--- Begin Task material ---

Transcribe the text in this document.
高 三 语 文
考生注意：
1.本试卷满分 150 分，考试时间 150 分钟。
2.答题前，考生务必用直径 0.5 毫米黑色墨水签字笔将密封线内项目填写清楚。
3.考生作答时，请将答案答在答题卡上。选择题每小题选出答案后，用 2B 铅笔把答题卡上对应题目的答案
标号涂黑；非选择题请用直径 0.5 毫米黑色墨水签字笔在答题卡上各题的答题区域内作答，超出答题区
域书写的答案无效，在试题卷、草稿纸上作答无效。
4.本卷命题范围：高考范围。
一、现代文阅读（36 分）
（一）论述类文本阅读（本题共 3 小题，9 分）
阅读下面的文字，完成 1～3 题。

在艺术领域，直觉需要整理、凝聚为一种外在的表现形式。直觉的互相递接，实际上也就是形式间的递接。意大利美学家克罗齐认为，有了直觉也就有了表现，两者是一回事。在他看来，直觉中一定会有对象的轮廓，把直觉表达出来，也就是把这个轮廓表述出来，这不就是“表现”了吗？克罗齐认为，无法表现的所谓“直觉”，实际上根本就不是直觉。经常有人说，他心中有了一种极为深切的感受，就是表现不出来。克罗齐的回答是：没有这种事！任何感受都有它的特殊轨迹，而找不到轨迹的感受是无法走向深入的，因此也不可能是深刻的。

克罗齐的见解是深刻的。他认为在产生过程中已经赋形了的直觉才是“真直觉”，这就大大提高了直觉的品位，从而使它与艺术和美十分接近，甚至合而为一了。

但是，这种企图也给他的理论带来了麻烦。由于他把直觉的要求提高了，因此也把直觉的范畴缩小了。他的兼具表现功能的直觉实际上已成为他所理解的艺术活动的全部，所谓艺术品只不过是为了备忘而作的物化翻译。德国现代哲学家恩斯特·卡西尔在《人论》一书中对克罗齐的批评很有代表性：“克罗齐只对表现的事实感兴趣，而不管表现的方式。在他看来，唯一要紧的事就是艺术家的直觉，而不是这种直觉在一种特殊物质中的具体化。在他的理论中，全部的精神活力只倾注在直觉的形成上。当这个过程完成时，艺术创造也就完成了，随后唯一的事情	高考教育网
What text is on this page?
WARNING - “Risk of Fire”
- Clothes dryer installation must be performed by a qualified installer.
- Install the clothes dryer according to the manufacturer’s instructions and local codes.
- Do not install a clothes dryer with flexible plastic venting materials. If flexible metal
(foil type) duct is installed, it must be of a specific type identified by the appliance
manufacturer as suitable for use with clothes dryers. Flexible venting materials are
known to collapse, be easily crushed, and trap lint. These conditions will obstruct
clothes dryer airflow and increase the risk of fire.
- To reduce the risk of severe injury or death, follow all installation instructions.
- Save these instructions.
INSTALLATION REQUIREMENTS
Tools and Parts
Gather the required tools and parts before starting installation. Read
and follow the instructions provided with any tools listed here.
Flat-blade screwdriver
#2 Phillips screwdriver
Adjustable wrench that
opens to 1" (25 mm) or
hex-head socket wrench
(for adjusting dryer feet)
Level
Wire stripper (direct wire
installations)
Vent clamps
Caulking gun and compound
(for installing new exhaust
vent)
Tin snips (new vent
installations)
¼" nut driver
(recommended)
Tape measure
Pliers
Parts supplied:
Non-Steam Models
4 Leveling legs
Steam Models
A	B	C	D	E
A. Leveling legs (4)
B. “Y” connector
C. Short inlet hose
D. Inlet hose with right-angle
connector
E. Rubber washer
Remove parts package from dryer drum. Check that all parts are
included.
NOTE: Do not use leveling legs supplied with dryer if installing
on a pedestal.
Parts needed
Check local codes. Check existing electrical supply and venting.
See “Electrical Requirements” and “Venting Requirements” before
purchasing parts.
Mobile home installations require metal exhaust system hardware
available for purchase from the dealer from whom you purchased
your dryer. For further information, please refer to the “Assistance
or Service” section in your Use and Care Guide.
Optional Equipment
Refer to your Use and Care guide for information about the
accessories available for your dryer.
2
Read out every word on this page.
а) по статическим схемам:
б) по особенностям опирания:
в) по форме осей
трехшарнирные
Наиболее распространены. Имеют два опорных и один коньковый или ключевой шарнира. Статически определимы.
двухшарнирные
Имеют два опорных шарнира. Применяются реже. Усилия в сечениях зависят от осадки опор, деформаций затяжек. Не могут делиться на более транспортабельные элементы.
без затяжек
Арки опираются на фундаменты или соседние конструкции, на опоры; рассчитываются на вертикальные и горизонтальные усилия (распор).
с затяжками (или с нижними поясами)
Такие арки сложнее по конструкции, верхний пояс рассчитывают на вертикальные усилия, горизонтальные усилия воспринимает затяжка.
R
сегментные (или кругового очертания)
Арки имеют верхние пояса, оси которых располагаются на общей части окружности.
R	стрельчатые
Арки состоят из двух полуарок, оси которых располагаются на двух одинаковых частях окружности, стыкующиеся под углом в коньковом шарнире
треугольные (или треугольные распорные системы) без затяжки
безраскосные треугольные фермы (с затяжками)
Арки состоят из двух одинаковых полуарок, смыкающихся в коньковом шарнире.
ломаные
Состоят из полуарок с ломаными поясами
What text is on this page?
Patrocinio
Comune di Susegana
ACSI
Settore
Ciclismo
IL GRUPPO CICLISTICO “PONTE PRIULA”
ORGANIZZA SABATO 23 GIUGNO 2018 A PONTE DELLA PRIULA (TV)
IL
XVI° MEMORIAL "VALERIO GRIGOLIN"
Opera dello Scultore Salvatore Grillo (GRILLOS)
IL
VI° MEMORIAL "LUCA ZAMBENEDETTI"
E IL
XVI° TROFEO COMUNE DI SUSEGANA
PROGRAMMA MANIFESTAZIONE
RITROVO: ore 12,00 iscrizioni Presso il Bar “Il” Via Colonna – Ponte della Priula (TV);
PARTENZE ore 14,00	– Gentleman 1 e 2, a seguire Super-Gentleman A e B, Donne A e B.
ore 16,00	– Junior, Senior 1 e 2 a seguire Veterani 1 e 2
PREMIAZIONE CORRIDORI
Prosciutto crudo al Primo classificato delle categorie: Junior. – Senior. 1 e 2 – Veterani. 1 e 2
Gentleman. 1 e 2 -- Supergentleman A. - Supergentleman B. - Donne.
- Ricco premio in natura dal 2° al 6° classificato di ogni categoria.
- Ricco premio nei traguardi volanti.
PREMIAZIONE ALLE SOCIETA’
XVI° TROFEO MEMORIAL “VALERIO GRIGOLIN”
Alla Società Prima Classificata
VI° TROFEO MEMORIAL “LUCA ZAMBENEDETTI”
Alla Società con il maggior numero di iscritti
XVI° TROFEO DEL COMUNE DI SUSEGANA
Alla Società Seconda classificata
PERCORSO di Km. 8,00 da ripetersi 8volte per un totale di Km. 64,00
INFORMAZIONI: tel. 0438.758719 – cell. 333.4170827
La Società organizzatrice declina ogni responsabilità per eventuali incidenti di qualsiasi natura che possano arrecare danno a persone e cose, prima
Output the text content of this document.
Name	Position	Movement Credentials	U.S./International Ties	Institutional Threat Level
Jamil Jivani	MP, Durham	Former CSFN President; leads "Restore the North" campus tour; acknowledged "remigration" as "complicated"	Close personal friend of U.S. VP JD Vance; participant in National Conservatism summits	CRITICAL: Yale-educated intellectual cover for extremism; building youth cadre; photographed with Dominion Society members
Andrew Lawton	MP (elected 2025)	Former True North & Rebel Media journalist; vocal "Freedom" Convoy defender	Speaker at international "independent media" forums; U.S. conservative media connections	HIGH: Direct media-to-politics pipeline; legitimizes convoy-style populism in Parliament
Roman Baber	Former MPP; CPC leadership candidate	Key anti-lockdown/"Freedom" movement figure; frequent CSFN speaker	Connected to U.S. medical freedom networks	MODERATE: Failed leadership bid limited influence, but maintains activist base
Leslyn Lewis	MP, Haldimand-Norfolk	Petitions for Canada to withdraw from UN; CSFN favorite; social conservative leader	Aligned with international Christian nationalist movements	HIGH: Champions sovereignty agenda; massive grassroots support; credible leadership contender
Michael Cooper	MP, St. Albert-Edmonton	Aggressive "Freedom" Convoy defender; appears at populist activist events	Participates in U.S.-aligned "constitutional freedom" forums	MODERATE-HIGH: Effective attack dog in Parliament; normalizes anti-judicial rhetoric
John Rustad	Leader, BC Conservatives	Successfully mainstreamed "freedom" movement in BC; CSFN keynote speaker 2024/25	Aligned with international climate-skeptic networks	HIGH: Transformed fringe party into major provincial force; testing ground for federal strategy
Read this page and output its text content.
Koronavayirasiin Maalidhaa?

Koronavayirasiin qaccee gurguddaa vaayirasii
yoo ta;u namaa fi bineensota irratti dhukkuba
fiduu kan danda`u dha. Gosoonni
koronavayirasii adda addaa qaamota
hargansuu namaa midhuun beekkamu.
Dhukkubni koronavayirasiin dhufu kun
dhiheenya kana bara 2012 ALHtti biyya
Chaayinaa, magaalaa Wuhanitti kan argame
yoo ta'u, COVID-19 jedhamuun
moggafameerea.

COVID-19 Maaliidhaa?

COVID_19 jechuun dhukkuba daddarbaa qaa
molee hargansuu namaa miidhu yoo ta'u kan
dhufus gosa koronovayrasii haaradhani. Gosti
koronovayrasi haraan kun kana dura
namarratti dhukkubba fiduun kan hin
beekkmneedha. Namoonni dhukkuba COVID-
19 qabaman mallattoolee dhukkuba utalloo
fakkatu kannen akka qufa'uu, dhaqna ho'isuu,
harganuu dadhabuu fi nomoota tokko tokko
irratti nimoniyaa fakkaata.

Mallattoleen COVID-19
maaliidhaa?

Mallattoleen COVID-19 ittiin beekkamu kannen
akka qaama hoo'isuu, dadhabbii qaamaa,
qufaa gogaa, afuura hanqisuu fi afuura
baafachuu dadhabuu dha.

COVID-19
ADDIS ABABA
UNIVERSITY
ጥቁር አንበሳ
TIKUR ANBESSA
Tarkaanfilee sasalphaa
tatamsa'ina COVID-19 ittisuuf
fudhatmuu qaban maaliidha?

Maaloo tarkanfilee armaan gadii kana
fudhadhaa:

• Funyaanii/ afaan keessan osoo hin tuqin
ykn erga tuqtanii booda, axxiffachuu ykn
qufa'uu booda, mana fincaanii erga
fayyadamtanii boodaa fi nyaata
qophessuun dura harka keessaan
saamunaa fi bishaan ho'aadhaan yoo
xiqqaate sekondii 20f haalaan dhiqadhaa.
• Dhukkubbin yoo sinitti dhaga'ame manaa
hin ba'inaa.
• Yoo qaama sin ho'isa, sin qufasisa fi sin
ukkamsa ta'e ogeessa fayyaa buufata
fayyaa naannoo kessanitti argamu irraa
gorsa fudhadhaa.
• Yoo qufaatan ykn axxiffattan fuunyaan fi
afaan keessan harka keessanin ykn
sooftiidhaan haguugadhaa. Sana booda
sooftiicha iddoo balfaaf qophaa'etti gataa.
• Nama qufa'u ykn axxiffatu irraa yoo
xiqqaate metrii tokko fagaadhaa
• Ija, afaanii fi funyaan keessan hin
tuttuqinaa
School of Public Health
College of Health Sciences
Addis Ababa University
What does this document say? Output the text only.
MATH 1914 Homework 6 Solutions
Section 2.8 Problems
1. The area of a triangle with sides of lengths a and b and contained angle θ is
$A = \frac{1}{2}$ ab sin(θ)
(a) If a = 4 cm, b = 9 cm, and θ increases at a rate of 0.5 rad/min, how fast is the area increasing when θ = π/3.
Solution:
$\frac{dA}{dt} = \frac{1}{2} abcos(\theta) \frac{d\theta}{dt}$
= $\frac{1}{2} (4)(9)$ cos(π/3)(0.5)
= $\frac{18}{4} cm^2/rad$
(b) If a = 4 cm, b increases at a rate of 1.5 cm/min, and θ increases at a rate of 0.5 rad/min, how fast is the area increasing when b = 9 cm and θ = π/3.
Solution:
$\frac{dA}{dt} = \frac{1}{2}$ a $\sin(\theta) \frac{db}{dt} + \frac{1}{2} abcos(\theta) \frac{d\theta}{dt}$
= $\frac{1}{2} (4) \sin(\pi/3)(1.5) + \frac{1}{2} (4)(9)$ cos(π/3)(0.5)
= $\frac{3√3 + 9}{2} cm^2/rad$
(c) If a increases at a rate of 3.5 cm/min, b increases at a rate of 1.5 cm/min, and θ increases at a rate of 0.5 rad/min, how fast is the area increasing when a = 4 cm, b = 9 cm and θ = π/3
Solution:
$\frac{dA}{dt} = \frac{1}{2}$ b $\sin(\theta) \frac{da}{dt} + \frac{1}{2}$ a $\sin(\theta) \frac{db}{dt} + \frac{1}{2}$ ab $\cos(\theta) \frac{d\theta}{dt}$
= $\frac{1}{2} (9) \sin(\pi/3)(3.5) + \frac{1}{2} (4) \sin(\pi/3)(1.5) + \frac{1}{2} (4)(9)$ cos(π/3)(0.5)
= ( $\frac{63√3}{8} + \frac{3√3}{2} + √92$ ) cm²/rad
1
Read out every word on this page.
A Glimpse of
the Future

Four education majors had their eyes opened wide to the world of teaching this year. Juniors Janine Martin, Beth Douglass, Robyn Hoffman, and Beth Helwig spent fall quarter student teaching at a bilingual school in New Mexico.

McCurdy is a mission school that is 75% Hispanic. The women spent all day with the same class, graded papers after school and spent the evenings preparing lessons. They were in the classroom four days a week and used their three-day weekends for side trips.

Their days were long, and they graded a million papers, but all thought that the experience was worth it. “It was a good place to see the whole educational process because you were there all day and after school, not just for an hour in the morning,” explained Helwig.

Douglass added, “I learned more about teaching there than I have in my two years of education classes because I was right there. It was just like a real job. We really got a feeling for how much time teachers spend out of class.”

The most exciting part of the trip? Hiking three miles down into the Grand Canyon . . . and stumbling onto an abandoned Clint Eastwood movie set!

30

--- End Task material ---

Job:
Look through the records and gather every line containing "manufacturer".

Full output:
- Install the clothes dryer according to the manufacturer’s instructions and local codes.
manufacturer as suitable for use with clothes dryers. Flexible venting materials are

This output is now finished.